STATED EXERCISE
Each line containing the word "RIPPLESIDE" needs to be copied.

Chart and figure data
..............................

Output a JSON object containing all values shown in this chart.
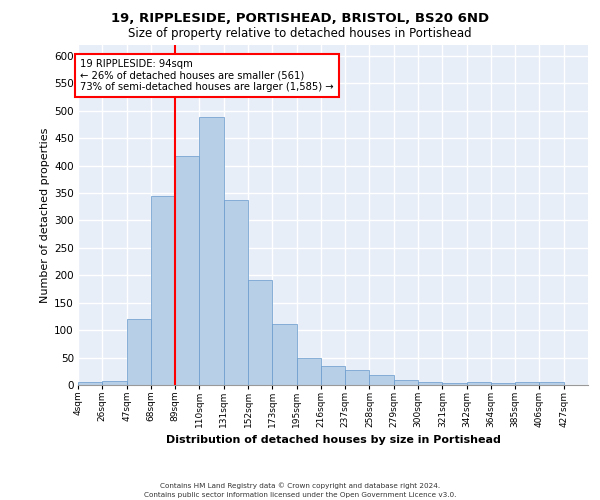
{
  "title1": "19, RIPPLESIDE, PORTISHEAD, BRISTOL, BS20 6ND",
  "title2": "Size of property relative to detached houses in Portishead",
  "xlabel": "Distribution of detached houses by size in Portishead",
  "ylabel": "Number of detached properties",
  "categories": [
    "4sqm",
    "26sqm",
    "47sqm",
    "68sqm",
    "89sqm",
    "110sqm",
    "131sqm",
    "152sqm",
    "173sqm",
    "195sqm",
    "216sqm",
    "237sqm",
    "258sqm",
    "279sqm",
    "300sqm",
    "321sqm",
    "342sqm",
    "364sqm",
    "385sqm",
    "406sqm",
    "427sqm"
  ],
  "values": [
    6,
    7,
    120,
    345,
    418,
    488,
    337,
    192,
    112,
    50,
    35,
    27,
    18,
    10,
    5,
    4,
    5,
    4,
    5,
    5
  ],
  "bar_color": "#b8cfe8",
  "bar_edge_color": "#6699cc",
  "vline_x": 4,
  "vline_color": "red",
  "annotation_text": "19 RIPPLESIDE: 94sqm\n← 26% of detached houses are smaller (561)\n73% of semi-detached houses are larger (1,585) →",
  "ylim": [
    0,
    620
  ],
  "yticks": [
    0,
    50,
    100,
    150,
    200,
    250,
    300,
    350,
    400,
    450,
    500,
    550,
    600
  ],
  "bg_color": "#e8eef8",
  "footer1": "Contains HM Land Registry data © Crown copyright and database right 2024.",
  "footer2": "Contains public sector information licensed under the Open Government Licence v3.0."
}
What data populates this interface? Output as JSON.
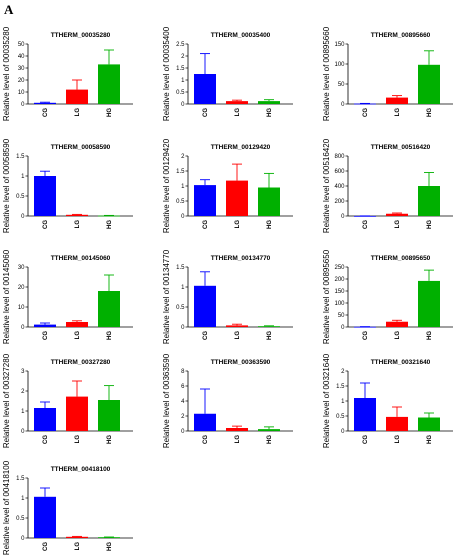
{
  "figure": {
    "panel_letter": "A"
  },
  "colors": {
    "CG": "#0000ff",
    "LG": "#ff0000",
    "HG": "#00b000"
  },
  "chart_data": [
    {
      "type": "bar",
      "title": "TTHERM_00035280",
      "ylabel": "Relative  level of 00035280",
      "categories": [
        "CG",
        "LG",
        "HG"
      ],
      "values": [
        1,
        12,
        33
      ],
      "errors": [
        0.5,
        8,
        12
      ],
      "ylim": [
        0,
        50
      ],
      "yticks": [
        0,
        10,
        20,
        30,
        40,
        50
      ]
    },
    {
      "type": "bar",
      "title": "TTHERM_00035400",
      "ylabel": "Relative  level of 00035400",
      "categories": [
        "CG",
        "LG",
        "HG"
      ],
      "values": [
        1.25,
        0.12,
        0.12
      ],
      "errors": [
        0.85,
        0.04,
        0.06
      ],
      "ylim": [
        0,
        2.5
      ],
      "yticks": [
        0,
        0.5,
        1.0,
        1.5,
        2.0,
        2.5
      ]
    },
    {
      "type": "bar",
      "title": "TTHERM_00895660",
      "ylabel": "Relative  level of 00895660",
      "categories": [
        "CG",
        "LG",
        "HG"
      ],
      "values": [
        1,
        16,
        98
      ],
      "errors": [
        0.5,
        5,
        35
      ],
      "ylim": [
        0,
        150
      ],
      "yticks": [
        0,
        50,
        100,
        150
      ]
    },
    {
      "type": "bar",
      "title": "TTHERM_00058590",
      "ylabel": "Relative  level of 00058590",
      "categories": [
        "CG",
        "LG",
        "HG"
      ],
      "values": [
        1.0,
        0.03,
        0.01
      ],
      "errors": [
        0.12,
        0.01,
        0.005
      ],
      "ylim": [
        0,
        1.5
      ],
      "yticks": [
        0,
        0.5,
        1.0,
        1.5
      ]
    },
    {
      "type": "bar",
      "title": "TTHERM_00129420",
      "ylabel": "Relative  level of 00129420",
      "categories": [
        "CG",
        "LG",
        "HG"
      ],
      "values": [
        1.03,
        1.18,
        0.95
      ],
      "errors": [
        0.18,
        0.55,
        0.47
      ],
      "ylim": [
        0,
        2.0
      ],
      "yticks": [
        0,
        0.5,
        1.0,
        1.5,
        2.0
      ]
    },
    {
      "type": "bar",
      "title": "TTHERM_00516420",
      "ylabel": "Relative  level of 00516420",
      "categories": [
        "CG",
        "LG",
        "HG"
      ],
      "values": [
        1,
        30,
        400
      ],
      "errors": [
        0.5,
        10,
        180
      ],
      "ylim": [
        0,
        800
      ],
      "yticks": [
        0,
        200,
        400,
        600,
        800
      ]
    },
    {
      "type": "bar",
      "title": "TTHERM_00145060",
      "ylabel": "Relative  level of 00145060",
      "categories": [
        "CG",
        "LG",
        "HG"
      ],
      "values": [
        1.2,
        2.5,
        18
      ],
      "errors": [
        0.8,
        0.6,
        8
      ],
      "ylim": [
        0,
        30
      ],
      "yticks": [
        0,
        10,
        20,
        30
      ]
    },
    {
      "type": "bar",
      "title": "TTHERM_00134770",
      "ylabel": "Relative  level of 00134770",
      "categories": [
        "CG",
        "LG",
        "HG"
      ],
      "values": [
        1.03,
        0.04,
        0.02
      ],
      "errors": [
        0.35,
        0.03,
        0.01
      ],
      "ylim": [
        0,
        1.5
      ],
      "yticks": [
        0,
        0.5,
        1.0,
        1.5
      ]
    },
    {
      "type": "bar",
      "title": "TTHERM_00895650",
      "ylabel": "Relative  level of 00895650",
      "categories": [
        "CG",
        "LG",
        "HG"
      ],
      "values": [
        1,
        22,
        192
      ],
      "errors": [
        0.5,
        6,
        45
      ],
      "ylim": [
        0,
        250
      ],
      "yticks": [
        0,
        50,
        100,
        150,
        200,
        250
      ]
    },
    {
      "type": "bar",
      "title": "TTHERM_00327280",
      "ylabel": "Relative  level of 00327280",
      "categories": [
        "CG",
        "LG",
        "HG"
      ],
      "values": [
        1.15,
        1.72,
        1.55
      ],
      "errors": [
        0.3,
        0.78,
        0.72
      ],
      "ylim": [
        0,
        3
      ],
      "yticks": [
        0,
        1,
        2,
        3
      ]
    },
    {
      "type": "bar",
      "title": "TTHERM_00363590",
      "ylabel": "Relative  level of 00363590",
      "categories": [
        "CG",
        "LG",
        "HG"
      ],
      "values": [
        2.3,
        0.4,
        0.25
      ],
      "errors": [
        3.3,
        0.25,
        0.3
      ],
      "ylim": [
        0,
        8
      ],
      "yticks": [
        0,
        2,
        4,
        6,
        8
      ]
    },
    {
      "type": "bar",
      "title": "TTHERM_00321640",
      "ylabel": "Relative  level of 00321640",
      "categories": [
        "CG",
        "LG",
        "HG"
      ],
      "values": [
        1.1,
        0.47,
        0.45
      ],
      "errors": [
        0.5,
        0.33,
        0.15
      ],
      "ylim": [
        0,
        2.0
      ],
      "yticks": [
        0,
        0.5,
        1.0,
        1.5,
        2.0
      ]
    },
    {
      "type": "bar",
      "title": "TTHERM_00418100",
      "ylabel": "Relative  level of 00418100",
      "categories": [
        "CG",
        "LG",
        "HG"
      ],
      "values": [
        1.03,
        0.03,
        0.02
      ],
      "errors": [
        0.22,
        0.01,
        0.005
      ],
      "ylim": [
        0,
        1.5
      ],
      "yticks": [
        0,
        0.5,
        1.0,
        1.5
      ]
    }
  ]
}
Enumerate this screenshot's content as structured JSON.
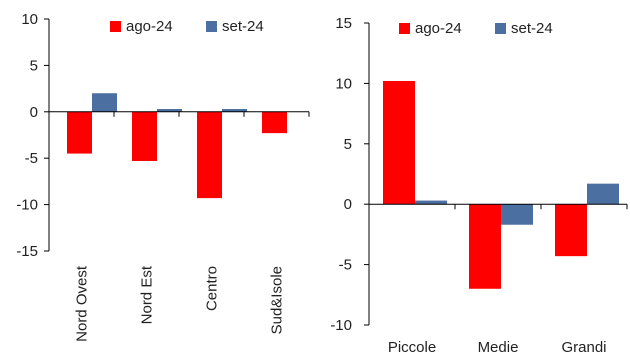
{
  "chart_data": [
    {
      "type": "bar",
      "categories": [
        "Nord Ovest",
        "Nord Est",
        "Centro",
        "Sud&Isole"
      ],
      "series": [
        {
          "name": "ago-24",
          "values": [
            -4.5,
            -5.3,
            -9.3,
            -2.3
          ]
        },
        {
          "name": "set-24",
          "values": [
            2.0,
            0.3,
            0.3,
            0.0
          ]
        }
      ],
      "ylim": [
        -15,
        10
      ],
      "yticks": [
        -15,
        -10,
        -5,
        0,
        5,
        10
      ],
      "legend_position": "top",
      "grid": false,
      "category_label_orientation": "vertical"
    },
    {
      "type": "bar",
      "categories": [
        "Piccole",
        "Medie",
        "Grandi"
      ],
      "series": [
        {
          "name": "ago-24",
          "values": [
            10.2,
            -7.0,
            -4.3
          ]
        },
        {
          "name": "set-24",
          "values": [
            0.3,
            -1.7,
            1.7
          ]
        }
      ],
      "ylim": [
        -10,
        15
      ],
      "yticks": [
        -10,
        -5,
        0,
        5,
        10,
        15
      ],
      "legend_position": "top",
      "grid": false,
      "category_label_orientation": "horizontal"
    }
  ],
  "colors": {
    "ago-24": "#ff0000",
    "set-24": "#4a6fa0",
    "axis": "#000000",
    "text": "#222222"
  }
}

..............................

RESULT
  "title1": "19, RIPPLESIDE, PORTISHEAD, BRISTOL, BS20 6ND",
  "annotation_text": "19 RIPPLESIDE: 94sqm\n← 26% of detached houses are smaller (561)\n73% of semi-detached houses are larger (1,585) →",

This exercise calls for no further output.